> _WHAT IS REQUIRED_
Gather all lines with the word "grid" in them.

> _EXERCISE DATA_
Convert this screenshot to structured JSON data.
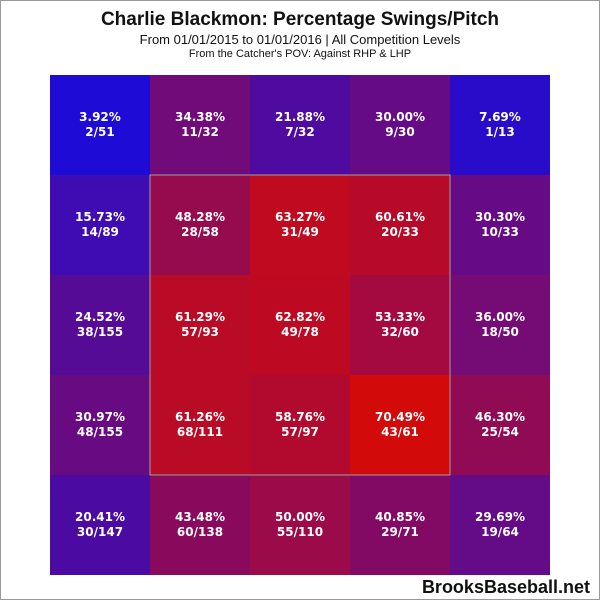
{
  "header": {
    "title": "Charlie Blackmon: Percentage Swings/Pitch",
    "subtitle": "From 01/01/2015 to 01/01/2016 | All Competition Levels",
    "subtitle2": "From the Catcher's POV:  Against RHP & LHP"
  },
  "footer": {
    "source": "BrooksBaseball.net"
  },
  "colors": {
    "low": "#1f0bd6",
    "high": "#d20a0a",
    "strike_zone_border": "#a0a0a0"
  },
  "chart_data": {
    "type": "heatmap",
    "title": "Charlie Blackmon: Percentage Swings/Pitch",
    "rows": 5,
    "cols": 5,
    "strike_zone": {
      "rows": [
        1,
        3
      ],
      "cols": [
        1,
        3
      ]
    },
    "cells": [
      [
        {
          "pct": "3.92%",
          "count": "2/51",
          "value": 3.92
        },
        {
          "pct": "34.38%",
          "count": "11/32",
          "value": 34.38
        },
        {
          "pct": "21.88%",
          "count": "7/32",
          "value": 21.88
        },
        {
          "pct": "30.00%",
          "count": "9/30",
          "value": 30.0
        },
        {
          "pct": "7.69%",
          "count": "1/13",
          "value": 7.69
        }
      ],
      [
        {
          "pct": "15.73%",
          "count": "14/89",
          "value": 15.73
        },
        {
          "pct": "48.28%",
          "count": "28/58",
          "value": 48.28
        },
        {
          "pct": "63.27%",
          "count": "31/49",
          "value": 63.27
        },
        {
          "pct": "60.61%",
          "count": "20/33",
          "value": 60.61
        },
        {
          "pct": "30.30%",
          "count": "10/33",
          "value": 30.3
        }
      ],
      [
        {
          "pct": "24.52%",
          "count": "38/155",
          "value": 24.52
        },
        {
          "pct": "61.29%",
          "count": "57/93",
          "value": 61.29
        },
        {
          "pct": "62.82%",
          "count": "49/78",
          "value": 62.82
        },
        {
          "pct": "53.33%",
          "count": "32/60",
          "value": 53.33
        },
        {
          "pct": "36.00%",
          "count": "18/50",
          "value": 36.0
        }
      ],
      [
        {
          "pct": "30.97%",
          "count": "48/155",
          "value": 30.97
        },
        {
          "pct": "61.26%",
          "count": "68/111",
          "value": 61.26
        },
        {
          "pct": "58.76%",
          "count": "57/97",
          "value": 58.76
        },
        {
          "pct": "70.49%",
          "count": "43/61",
          "value": 70.49
        },
        {
          "pct": "46.30%",
          "count": "25/54",
          "value": 46.3
        }
      ],
      [
        {
          "pct": "20.41%",
          "count": "30/147",
          "value": 20.41
        },
        {
          "pct": "43.48%",
          "count": "60/138",
          "value": 43.48
        },
        {
          "pct": "50.00%",
          "count": "55/110",
          "value": 50.0
        },
        {
          "pct": "40.85%",
          "count": "29/71",
          "value": 40.85
        },
        {
          "pct": "29.69%",
          "count": "19/64",
          "value": 29.69
        }
      ]
    ]
  }
}
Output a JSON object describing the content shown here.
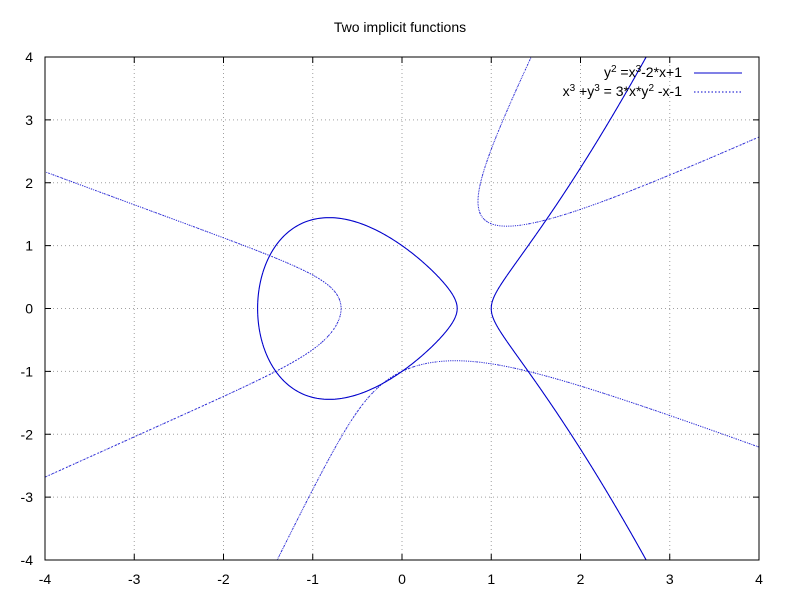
{
  "chart_data": {
    "type": "line",
    "title": "Two implicit functions",
    "xlabel": "",
    "ylabel": "",
    "xlim": [
      -4,
      4
    ],
    "ylim": [
      -4,
      4
    ],
    "x_ticks": [
      "-4",
      "-3",
      "-2",
      "-1",
      "0",
      "1",
      "2",
      "3",
      "4"
    ],
    "y_ticks": [
      "4",
      "3",
      "2",
      "1",
      "0",
      "-1",
      "-2",
      "-3",
      "-4"
    ],
    "grid": true,
    "legend_position": "top-right",
    "series": [
      {
        "name": "y^2 =x^3 -2*x+1",
        "legend": {
          "base1": "y",
          "sup1": "2",
          "mid": " =x",
          "sup2": "3",
          "rest": "-2*x+1"
        },
        "style": "solid",
        "equation": "y^2 = x^3 - 2*x + 1"
      },
      {
        "name": "x^3 +y^3 = 3*x*y^2 -x-1",
        "legend": {
          "p1": "x",
          "s1": "3",
          "p2": " +y",
          "s2": "3",
          "p3": " = 3*x*y",
          "s3": "2",
          "p4": " -x-1"
        },
        "style": "dotted",
        "equation": "x^3 + y^3 = 3*x*y^2 - x - 1"
      }
    ],
    "colors": {
      "line": "#0000cc",
      "grid": "#a0a0a0",
      "frame": "#000000"
    }
  }
}
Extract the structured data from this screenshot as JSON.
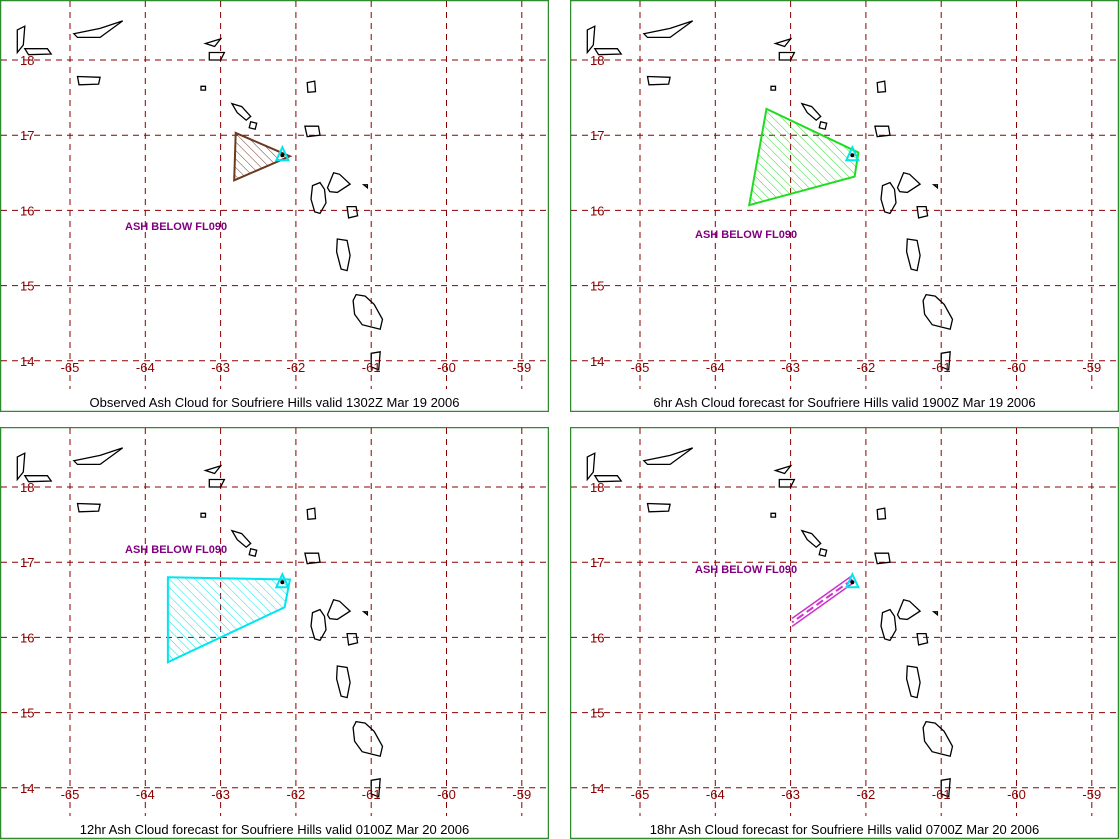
{
  "colors": {
    "frame": "#2e8b2e",
    "grid": "#8b0000",
    "tick": "#8b0000",
    "label": "#800080",
    "volcano": "#00e5ee"
  },
  "axes": {
    "lat_ticks": [
      "18",
      "17",
      "16",
      "15",
      "14"
    ],
    "lon_ticks": [
      "-65",
      "-64",
      "-63",
      "-62",
      "-61",
      "-60",
      "-59"
    ]
  },
  "panels": [
    {
      "caption": "Observed Ash Cloud for Soufriere  Hills valid 1302Z Mar 19 2006",
      "ash_label": "ASH BELOW FL090",
      "cloud_color": "#6b3a1f",
      "cloud_shape": "polygon",
      "cloud_vertices": [
        [
          -62.8,
          17.03
        ],
        [
          -62.08,
          16.72
        ],
        [
          -62.82,
          16.4
        ]
      ]
    },
    {
      "caption": "6hr Ash Cloud forecast for Soufriere  Hills valid 1900Z Mar 19 2006",
      "ash_label": "ASH BELOW FL090",
      "cloud_color": "#1fdc1f",
      "cloud_shape": "polygon",
      "cloud_vertices": [
        [
          -63.32,
          17.35
        ],
        [
          -62.1,
          16.77
        ],
        [
          -62.15,
          16.45
        ],
        [
          -63.55,
          16.07
        ]
      ]
    },
    {
      "caption": "12hr Ash Cloud forecast for Soufriere  Hills valid 0100Z Mar 20 2006",
      "ash_label": "ASH BELOW FL090",
      "cloud_color": "#00e5ee",
      "cloud_shape": "polygon",
      "cloud_vertices": [
        [
          -63.7,
          16.8
        ],
        [
          -62.08,
          16.77
        ],
        [
          -62.15,
          16.4
        ],
        [
          -63.7,
          15.67
        ]
      ]
    },
    {
      "caption": "18hr Ash Cloud forecast for Soufriere  Hills valid 0700Z Mar 20 2006",
      "ash_label": "ASH BELOW FL090",
      "cloud_color": "#cc33cc",
      "cloud_shape": "band",
      "cloud_vertices": [
        [
          -62.18,
          16.77
        ],
        [
          -62.98,
          16.2
        ]
      ]
    }
  ]
}
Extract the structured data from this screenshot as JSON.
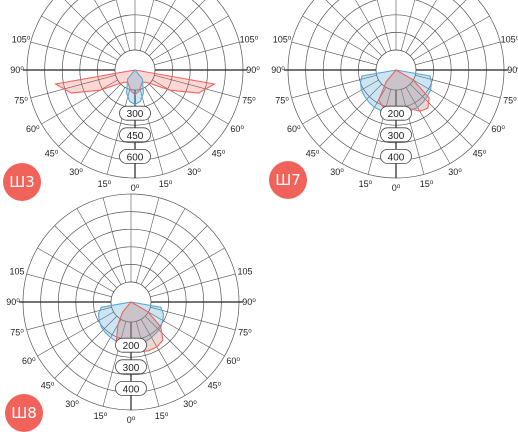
{
  "diagrams": [
    {
      "badge": "Ш3",
      "ring_labels": [
        {
          "r": 300,
          "label": "300"
        },
        {
          "r": 450,
          "label": "450"
        },
        {
          "r": 600,
          "label": "600"
        }
      ],
      "max_r": 750,
      "angle_labels": [
        "0⁰",
        "15⁰",
        "30⁰",
        "45⁰",
        "60⁰",
        "75⁰",
        "90⁰",
        "105⁰"
      ],
      "curves": [
        {
          "color": "#f1635a",
          "fill": "rgba(241,99,90,0.25)",
          "angles": [
            -90,
            -80,
            -70,
            -60,
            -50,
            -40,
            -30,
            -20,
            -10,
            0,
            10,
            20,
            30,
            40,
            50,
            60,
            70,
            80,
            90
          ],
          "values": [
            0,
            560,
            470,
            280,
            150,
            110,
            100,
            120,
            150,
            170,
            150,
            120,
            100,
            110,
            150,
            280,
            470,
            560,
            0
          ]
        },
        {
          "color": "#5ba6d6",
          "fill": "rgba(91,166,214,0.30)",
          "angles": [
            -90,
            -60,
            -40,
            -20,
            -10,
            0,
            10,
            20,
            40,
            60,
            90
          ],
          "values": [
            0,
            0,
            80,
            170,
            220,
            240,
            220,
            170,
            80,
            0,
            0
          ]
        }
      ]
    },
    {
      "badge": "Ш7",
      "ring_labels": [
        {
          "r": 200,
          "label": "200"
        },
        {
          "r": 300,
          "label": "300"
        },
        {
          "r": 400,
          "label": "400"
        }
      ],
      "max_r": 500,
      "angle_labels": [
        "0⁰",
        "15⁰",
        "30⁰",
        "45⁰",
        "60⁰",
        "75⁰",
        "90⁰",
        "105⁰"
      ],
      "curves": [
        {
          "color": "#5ba6d6",
          "fill": "rgba(91,166,214,0.30)",
          "angles": [
            -90,
            -80,
            -70,
            -60,
            -50,
            -40,
            -30,
            -20,
            -10,
            0,
            10,
            20,
            30,
            40,
            50,
            60,
            70,
            80,
            90
          ],
          "values": [
            0,
            160,
            175,
            185,
            190,
            195,
            200,
            200,
            205,
            210,
            205,
            200,
            200,
            195,
            190,
            185,
            175,
            160,
            0
          ]
        },
        {
          "color": "#f1635a",
          "fill": "rgba(200,120,110,0.30)",
          "angles": [
            -90,
            -60,
            -40,
            -30,
            -20,
            -10,
            0,
            10,
            20,
            30,
            40,
            50,
            60,
            90
          ],
          "values": [
            0,
            0,
            70,
            160,
            180,
            170,
            170,
            170,
            190,
            220,
            230,
            200,
            90,
            0
          ]
        }
      ]
    },
    {
      "badge": "Ш8",
      "ring_labels": [
        {
          "r": 200,
          "label": "200"
        },
        {
          "r": 300,
          "label": "300"
        },
        {
          "r": 400,
          "label": "400"
        }
      ],
      "max_r": 500,
      "angle_labels": [
        "0⁰",
        "15⁰",
        "30⁰",
        "45⁰",
        "60⁰",
        "75⁰",
        "90⁰",
        "105"
      ],
      "curves": [
        {
          "color": "#5ba6d6",
          "fill": "rgba(91,166,214,0.30)",
          "angles": [
            -90,
            -80,
            -70,
            -60,
            -50,
            -40,
            -30,
            -20,
            -10,
            0,
            10,
            20,
            30,
            40,
            50,
            60,
            70,
            80,
            90
          ],
          "values": [
            0,
            140,
            160,
            170,
            180,
            185,
            190,
            195,
            200,
            205,
            200,
            195,
            190,
            185,
            180,
            170,
            160,
            140,
            0
          ]
        },
        {
          "color": "#f1635a",
          "fill": "rgba(200,120,110,0.30)",
          "angles": [
            -90,
            -60,
            -40,
            -30,
            -20,
            -10,
            0,
            10,
            20,
            30,
            40,
            50,
            60,
            90
          ],
          "values": [
            0,
            0,
            60,
            120,
            200,
            230,
            230,
            235,
            240,
            240,
            230,
            180,
            90,
            0
          ]
        }
      ]
    }
  ]
}
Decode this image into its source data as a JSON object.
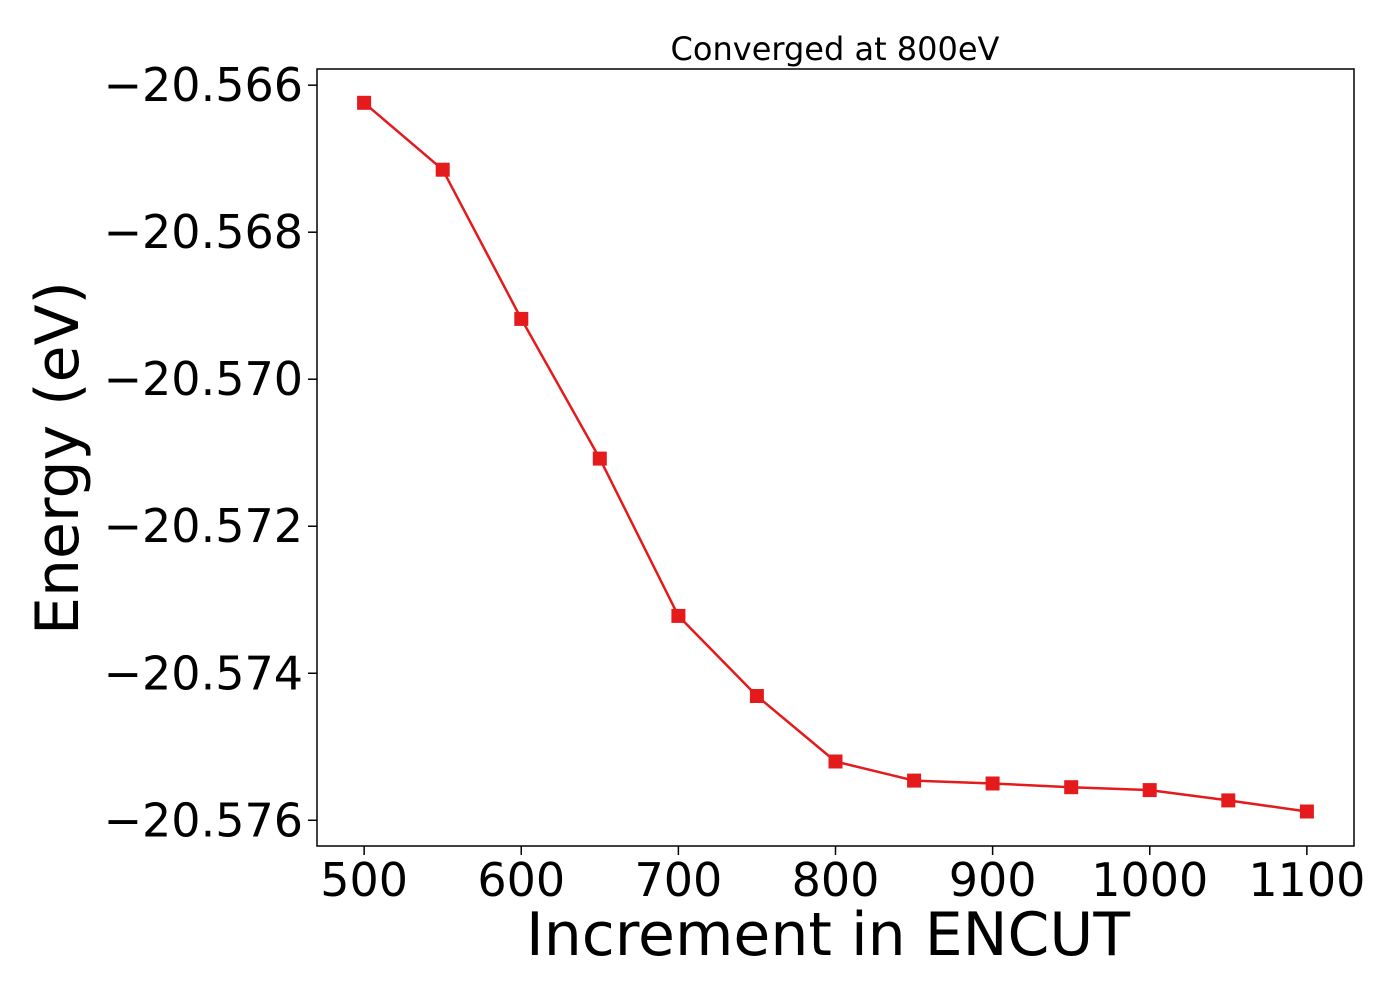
{
  "chart_data": {
    "type": "line",
    "title": "Converged at 800eV",
    "xlabel": "Increment in ENCUT",
    "ylabel": "Energy (eV)",
    "xlim": [
      470,
      1130
    ],
    "ylim": [
      -20.57635,
      -20.56578
    ],
    "x_ticks": [
      500,
      600,
      700,
      800,
      900,
      1000,
      1100
    ],
    "x_tick_labels": [
      "500",
      "600",
      "700",
      "800",
      "900",
      "1000",
      "1100"
    ],
    "y_ticks": [
      -20.566,
      -20.568,
      -20.57,
      -20.572,
      -20.574,
      -20.576
    ],
    "y_tick_labels": [
      "−20.566",
      "−20.568",
      "−20.570",
      "−20.572",
      "−20.574",
      "−20.576"
    ],
    "grid": false,
    "legend": "none",
    "series": [
      {
        "color": "#e41a1c",
        "marker": "square",
        "x": [
          500,
          550,
          600,
          650,
          700,
          750,
          800,
          850,
          900,
          950,
          1000,
          1050,
          1100
        ],
        "y": [
          -20.56624,
          -20.56715,
          -20.56918,
          -20.57108,
          -20.57322,
          -20.57431,
          -20.5752,
          -20.57546,
          -20.5755,
          -20.57555,
          -20.57559,
          -20.57573,
          -20.57588
        ]
      }
    ]
  }
}
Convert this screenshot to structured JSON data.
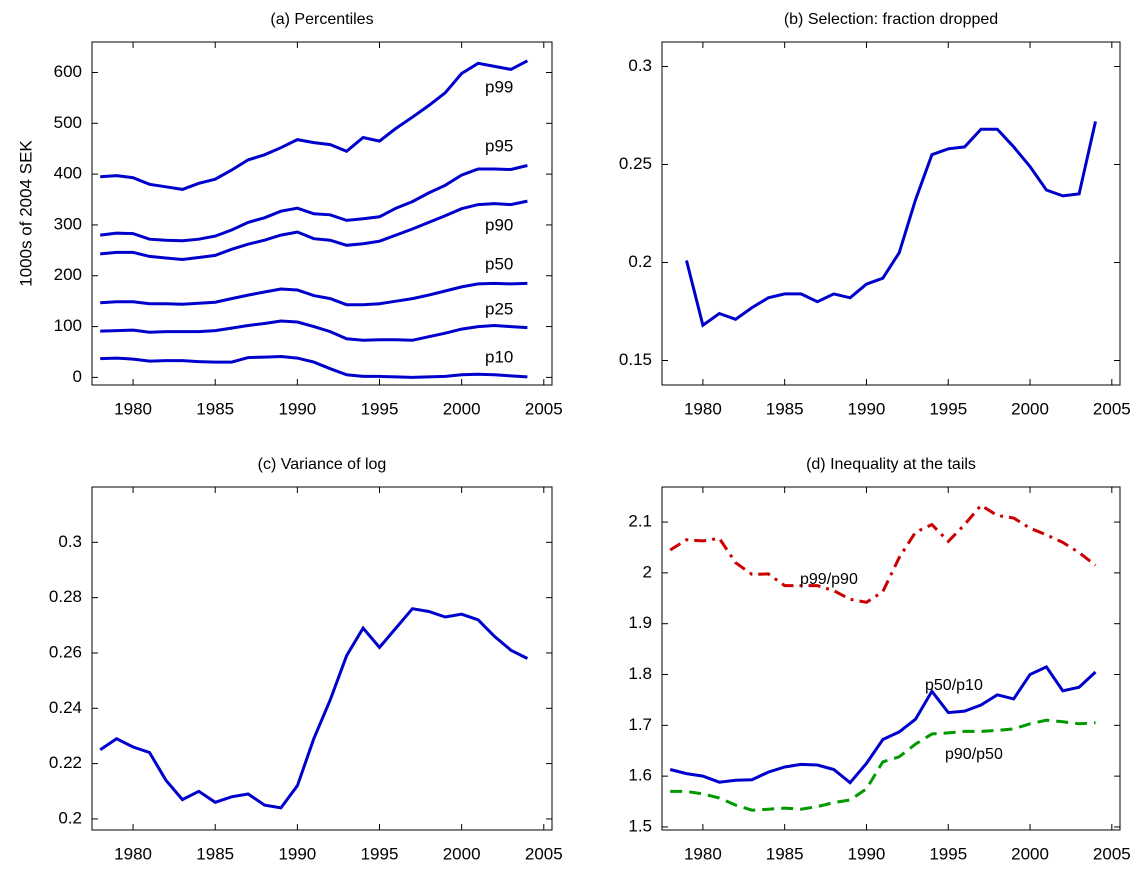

> _REPLY_
    "grid": true,
      "grid": "#a0a0a0",
    "grid": "#8b0000",
    "grid": false,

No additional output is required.